> [The task]
Quote all of the data below exactly, please.

> [Data to use]
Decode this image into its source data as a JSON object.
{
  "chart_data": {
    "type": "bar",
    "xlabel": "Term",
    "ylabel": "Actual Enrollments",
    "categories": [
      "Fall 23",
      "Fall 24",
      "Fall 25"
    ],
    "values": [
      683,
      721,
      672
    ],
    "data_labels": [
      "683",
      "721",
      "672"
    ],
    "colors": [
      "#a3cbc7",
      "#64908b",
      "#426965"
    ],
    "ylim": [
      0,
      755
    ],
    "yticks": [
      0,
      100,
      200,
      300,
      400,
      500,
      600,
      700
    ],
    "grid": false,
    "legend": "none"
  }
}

> [Exercise solution]
Decode this image into its source data as a JSON object.
{
  "chart_data": {
    "type": "bar",
    "xlabel": "Term",
    "ylabel": "Actual Enrollments",
    "categories": [
      "Fall 23",
      "Fall 24",
      "Fall 25"
    ],
    "values": [
      683,
      721,
      672
    ],
    "data_labels": [
      "683",
      "721",
      "672"
    ],
    "colors": [
      "#a3cbc7",
      "#64908b",
      "#426965"
    ],
    "ylim": [
      0,
      755
    ],
    "yticks": [
      0,
      100,
      200,
      300,
      400,
      500,
      600,
      700
    ],
    "grid": false,
    "legend": "none"
  }
}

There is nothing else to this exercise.